(Saved entries)
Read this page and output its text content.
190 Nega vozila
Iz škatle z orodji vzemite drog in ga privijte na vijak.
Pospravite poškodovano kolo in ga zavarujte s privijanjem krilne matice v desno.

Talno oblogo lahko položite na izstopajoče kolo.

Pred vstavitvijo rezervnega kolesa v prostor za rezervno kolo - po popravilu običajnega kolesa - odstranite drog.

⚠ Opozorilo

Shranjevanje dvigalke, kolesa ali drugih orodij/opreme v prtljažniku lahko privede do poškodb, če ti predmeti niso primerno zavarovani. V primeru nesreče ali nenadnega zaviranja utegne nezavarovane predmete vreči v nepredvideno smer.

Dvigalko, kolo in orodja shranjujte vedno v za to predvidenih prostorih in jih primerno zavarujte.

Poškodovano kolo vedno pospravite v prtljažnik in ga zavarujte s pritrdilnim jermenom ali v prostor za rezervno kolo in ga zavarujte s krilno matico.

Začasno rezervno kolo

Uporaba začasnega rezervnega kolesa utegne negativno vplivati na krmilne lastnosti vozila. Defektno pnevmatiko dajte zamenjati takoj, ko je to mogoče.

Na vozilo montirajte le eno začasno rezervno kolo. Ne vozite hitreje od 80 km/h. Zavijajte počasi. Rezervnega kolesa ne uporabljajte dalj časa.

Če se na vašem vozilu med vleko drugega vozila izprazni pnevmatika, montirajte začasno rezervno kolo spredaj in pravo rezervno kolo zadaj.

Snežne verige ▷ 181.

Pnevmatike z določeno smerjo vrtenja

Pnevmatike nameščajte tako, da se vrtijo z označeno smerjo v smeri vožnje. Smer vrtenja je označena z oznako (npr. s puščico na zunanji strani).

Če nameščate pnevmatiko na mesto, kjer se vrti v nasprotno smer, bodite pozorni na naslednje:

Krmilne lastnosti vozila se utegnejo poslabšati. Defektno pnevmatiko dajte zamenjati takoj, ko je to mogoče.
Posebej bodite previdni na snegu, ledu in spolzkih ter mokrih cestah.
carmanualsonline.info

==

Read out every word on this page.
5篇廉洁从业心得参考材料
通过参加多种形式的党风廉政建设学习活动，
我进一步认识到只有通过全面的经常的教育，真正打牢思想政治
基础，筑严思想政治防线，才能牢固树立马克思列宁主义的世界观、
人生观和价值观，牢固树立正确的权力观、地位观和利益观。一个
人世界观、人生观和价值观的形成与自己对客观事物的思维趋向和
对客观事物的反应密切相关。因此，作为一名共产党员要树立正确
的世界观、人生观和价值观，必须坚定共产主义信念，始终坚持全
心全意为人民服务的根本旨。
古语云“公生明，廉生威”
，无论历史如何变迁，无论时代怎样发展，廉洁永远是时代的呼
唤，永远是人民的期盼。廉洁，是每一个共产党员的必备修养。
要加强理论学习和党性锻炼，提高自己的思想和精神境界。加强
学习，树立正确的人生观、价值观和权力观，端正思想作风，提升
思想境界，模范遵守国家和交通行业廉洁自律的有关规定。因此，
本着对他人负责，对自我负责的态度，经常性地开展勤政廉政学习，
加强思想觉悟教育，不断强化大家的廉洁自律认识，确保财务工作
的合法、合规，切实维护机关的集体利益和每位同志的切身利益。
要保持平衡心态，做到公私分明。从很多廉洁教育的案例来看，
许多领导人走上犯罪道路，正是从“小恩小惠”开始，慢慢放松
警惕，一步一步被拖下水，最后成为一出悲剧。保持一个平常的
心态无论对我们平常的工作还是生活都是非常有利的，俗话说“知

SET EXERCISE: Examine the listing and say how many of its lines contain the string "mogoče". Give the number alone.

TASK ANSWER: 2